+++ Exercise material +++

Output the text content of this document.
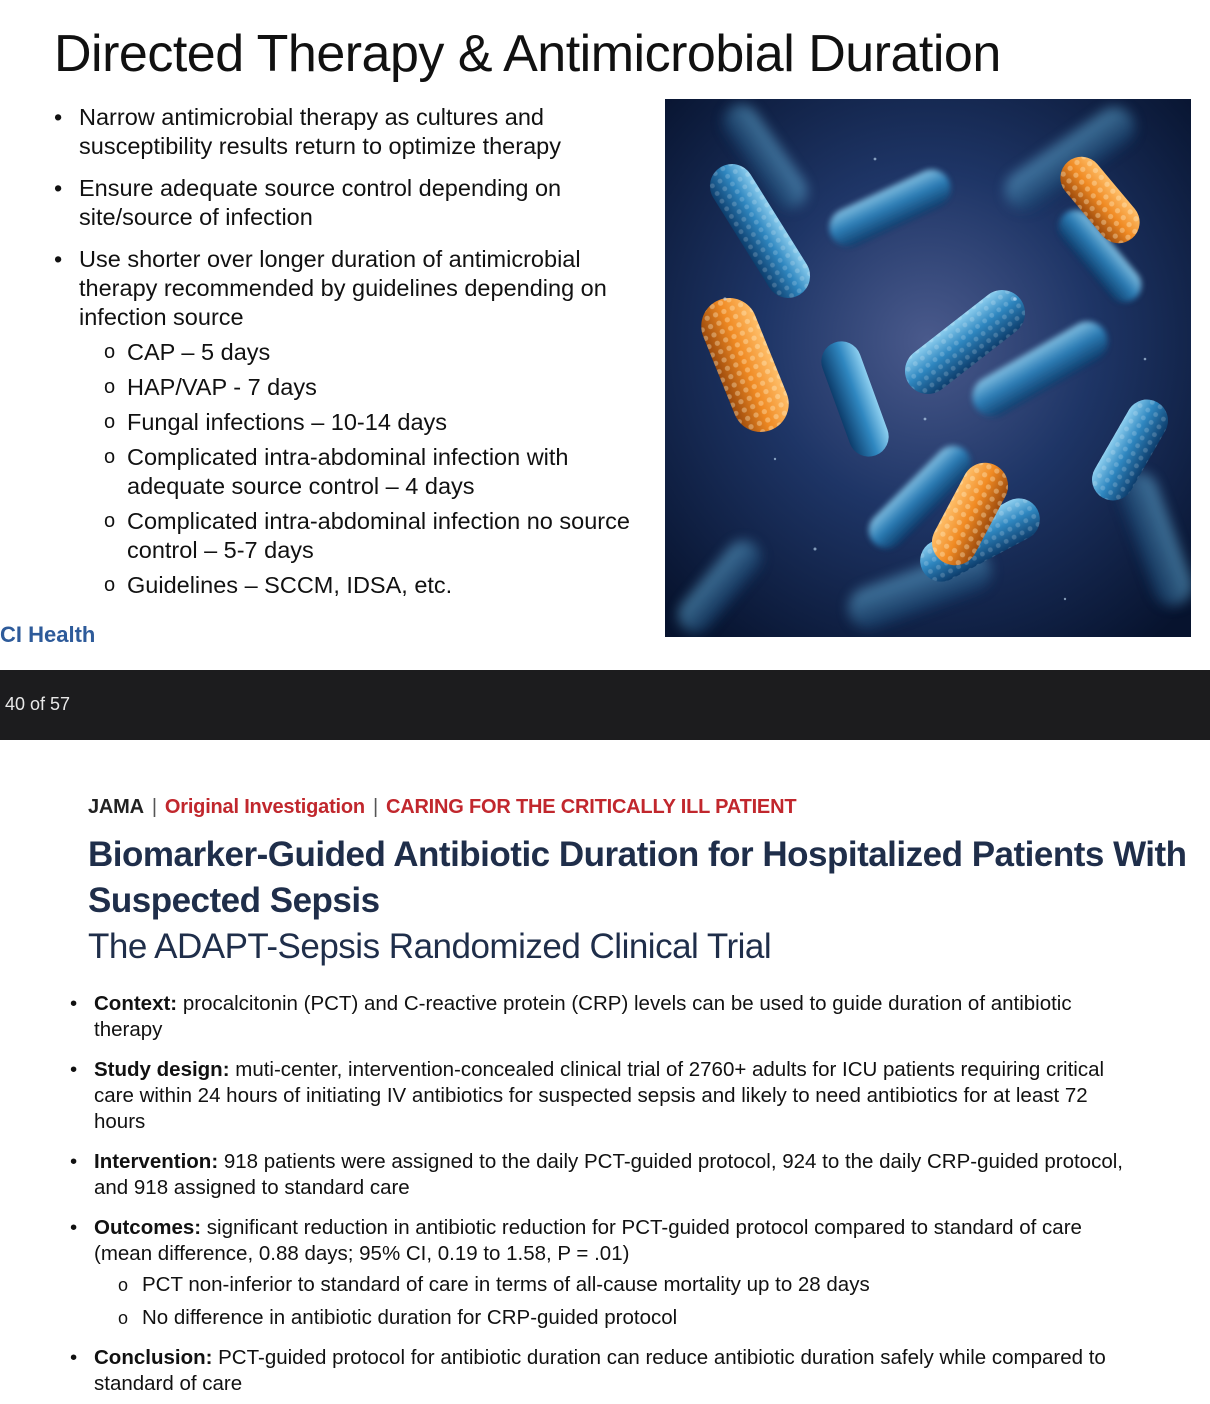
Directed Therapy & Antimicrobial Duration
• Narrow antimicrobial therapy as cultures and susceptibility results return to optimize therapy
• Ensure adequate source control depending on site/source of infection
• Use shorter over longer duration of antimicrobial therapy recommended by guidelines depending on infection source
o CAP – 5 days
o HAP/VAP - 7 days
o Fungal infections – 10-14 days
o Complicated intra-abdominal infection with adequate source control – 4 days
o Complicated intra-abdominal infection no source control – 5-7 days
o Guidelines – SCCM, IDSA, etc.
CI Health
40 of 57
JAMA | Original Investigation | CARING FOR THE CRITICALLY ILL PATIENT
Biomarker-Guided Antibiotic Duration for Hospitalized Patients With Suspected Sepsis
The ADAPT-Sepsis Randomized Clinical Trial
• Context: procalcitonin (PCT) and C-reactive protein (CRP) levels can be used to guide duration of antibiotic therapy
• Study design: muti-center, intervention-concealed clinical trial of 2760+ adults for ICU patients requiring critical care within 24 hours of initiating IV antibiotics for suspected sepsis and likely to need antibiotics for at least 72 hours
• Intervention: 918 patients were assigned to the daily PCT-guided protocol, 924 to the daily CRP-guided protocol, and 918 assigned to standard care
• Outcomes: significant reduction in antibiotic reduction for PCT-guided protocol compared to standard of care (mean difference, 0.88 days; 95% CI, 0.19 to 1.58, P = .01)
o PCT non-inferior to standard of care in terms of all-cause mortality up to 28 days
o No difference in antibiotic duration for CRP-guided protocol
• Conclusion: PCT-guided protocol for antibiotic duration can reduce antibiotic duration safely while compared to standard of care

+++

▸ **What to do**
Where a line above holds the word "control", copy it.

▸ **Answer area**
• Ensure adequate source control depending on site/source of infection
o Complicated intra-abdominal infection with adequate source control – 4 days
o Complicated intra-abdominal infection no source control – 5-7 days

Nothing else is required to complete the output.